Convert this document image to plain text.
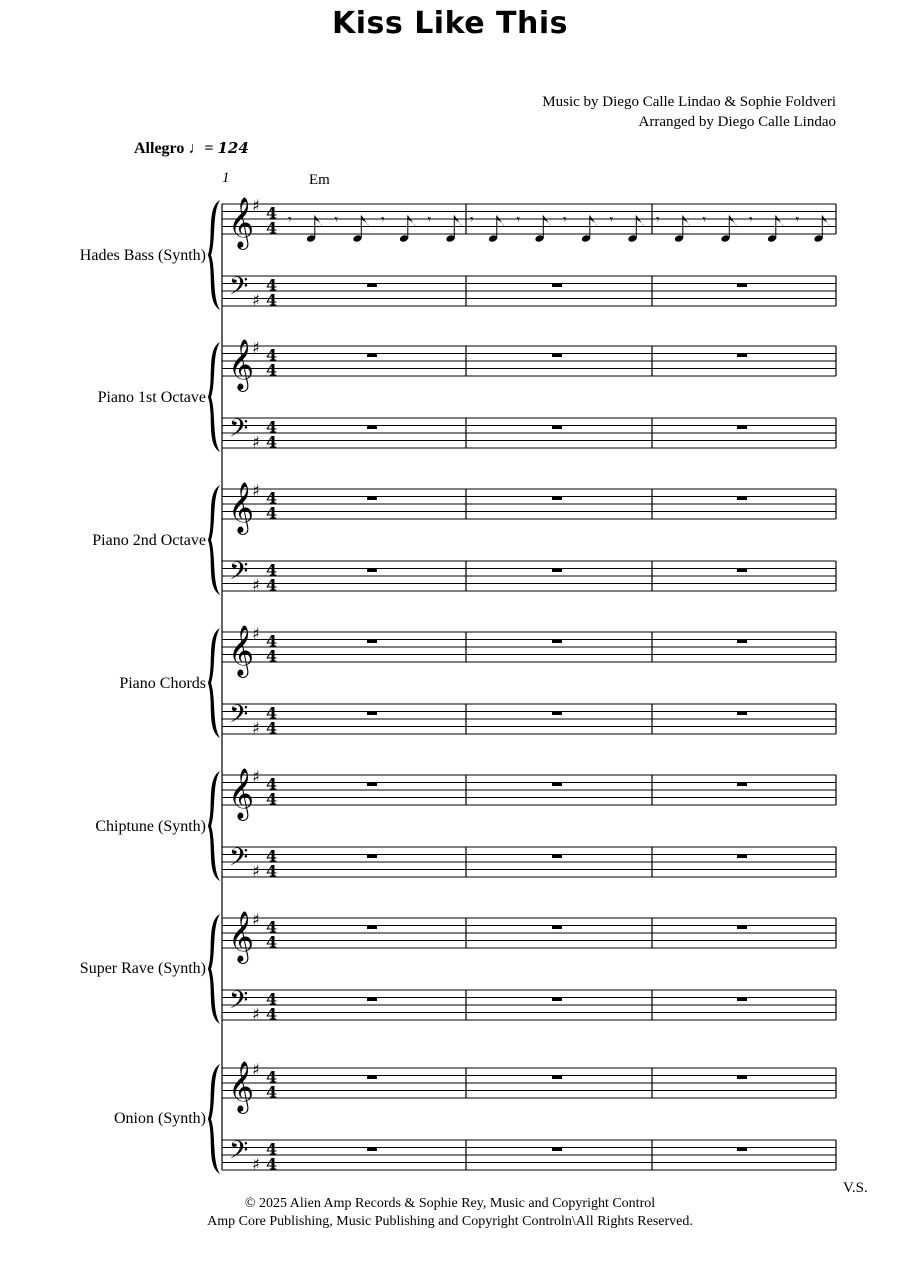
Kiss Like This
Music by Diego Calle Lindao & Sophie Foldveri
Arranged by Diego Calle Lindao
Allegro ♩= 124
1	Em
Hades Bass (Synth)
Piano 1st Octave
Piano 2nd Octave
Piano Chords
Chiptune (Synth)
Super Rave (Synth)
Onion (Synth)
𝄞
♯ 4
4
𝄢 ♯
4
4
𝄾	𝄾	𝄾	𝄾	𝄾	𝄾	𝄾	𝄾	𝄾	𝄾	𝄾	𝄾
𝄞
♯ 4
4
𝄢 ♯
4
4
𝄞
♯ 4
4
𝄢 ♯
4
4
𝄞
♯ 4
4
𝄢 ♯
4
4
𝄞
♯ 4
4
𝄢 ♯
4
4
𝄞
♯ 4
4
𝄢 ♯
4
4
𝄞
♯ 4
4
𝄢 ♯
4
4
V.S.
© 2025 Alien Amp Records & Sophie Rey, Music and Copyright Control
Amp Core Publishing, Music Publishing and Copyright Controln\All Rights Reserved.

::::::

Count the lines above that contain the word "Sophie", and give only that number.

## The output
2